**JOB**
Copy each of the rows below word for word, keeping every line intact.

>> start

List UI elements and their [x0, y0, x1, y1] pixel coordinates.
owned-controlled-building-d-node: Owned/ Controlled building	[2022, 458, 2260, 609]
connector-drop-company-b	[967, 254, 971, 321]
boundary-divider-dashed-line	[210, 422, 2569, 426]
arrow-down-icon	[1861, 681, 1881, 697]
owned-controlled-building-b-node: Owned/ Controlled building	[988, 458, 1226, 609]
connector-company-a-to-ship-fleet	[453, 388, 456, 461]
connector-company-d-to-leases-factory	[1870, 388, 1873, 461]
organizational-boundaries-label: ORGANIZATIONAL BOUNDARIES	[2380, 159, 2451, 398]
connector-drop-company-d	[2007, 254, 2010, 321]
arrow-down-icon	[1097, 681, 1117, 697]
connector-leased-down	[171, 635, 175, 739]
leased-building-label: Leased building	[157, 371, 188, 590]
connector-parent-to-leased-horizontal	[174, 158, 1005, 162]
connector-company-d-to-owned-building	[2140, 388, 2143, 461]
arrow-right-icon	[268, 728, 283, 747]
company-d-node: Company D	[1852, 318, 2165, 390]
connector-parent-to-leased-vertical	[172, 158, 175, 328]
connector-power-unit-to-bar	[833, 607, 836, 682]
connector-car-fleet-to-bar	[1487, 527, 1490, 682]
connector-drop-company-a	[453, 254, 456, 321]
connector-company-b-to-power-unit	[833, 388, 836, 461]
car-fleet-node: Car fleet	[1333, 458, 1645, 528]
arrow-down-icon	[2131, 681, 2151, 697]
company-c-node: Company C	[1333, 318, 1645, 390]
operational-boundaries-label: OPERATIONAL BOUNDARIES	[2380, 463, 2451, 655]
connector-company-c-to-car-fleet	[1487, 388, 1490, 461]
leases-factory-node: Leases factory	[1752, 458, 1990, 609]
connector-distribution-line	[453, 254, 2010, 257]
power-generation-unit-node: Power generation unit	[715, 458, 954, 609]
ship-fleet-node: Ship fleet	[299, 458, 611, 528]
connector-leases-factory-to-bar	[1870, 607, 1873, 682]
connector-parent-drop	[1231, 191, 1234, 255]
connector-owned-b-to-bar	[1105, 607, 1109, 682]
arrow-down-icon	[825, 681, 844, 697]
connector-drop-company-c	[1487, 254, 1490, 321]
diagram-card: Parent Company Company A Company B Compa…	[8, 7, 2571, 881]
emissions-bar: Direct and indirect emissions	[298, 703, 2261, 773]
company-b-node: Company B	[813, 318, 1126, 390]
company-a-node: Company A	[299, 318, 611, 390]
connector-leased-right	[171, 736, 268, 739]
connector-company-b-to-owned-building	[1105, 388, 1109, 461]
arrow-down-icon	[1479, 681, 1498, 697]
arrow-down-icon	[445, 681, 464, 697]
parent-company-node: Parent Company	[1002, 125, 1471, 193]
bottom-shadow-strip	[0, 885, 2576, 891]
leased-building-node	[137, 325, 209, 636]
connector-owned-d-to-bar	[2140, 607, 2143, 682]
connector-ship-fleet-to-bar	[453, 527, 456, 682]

>> end

**OUTPUT FOR THIS EXERCISE**
List UI elements and their [x0, y0, x1, y1] pixel coordinates.
owned-controlled-building-d-node: Owned/ Controlled building	[2022, 458, 2260, 609]
connector-drop-company-b	[967, 254, 971, 321]
boundary-divider-dashed-line	[210, 422, 2569, 426]
arrow-down-icon	[1861, 681, 1881, 697]
owned-controlled-building-b-node: Owned/ Controlled building	[988, 458, 1226, 609]
connector-company-a-to-ship-fleet	[453, 388, 456, 461]
connector-company-d-to-leases-factory	[1870, 388, 1873, 461]
organizational-boundaries-label: ORGANIZATIONAL BOUNDARIES	[2380, 159, 2451, 398]
connector-drop-company-d	[2007, 254, 2010, 321]
arrow-down-icon	[1097, 681, 1117, 697]
connector-leased-down	[171, 635, 175, 739]
leased-building-label: Leased building	[157, 371, 188, 590]
connector-parent-to-leased-horizontal	[174, 158, 1005, 162]
connector-company-d-to-owned-building	[2140, 388, 2143, 461]
arrow-right-icon	[268, 728, 283, 747]
company-d-node: Company D	[1852, 318, 2165, 390]
connector-parent-to-leased-vertical	[172, 158, 175, 328]
connector-power-unit-to-bar	[833, 607, 836, 682]
connector-car-fleet-to-bar	[1487, 527, 1490, 682]
connector-drop-company-a	[453, 254, 456, 321]
connector-company-b-to-power-unit	[833, 388, 836, 461]
car-fleet-node: Car fleet	[1333, 458, 1645, 528]
arrow-down-icon	[2131, 681, 2151, 697]
company-c-node: Company C	[1333, 318, 1645, 390]
operational-boundaries-label: OPERATIONAL BOUNDARIES	[2380, 463, 2451, 655]
connector-company-c-to-car-fleet	[1487, 388, 1490, 461]
leases-factory-node: Leases factory	[1752, 458, 1990, 609]
connector-distribution-line	[453, 254, 2010, 257]
power-generation-unit-node: Power generation unit	[715, 458, 954, 609]
ship-fleet-node: Ship fleet	[299, 458, 611, 528]
connector-leases-factory-to-bar	[1870, 607, 1873, 682]
connector-parent-drop	[1231, 191, 1234, 255]
connector-owned-b-to-bar	[1105, 607, 1109, 682]
arrow-down-icon	[825, 681, 844, 697]
connector-drop-company-c	[1487, 254, 1490, 321]
diagram-card: Parent Company Company A Company B Compa…	[8, 7, 2571, 881]
emissions-bar: Direct and indirect emissions	[298, 703, 2261, 773]
company-b-node: Company B	[813, 318, 1126, 390]
company-a-node: Company A	[299, 318, 611, 390]
connector-leased-right	[171, 736, 268, 739]
connector-company-b-to-owned-building	[1105, 388, 1109, 461]
arrow-down-icon	[1479, 681, 1498, 697]
arrow-down-icon	[445, 681, 464, 697]
parent-company-node: Parent Company	[1002, 125, 1471, 193]
bottom-shadow-strip	[0, 885, 2576, 891]
leased-building-node	[137, 325, 209, 636]
connector-owned-d-to-bar	[2140, 607, 2143, 682]
connector-ship-fleet-to-bar	[453, 527, 456, 682]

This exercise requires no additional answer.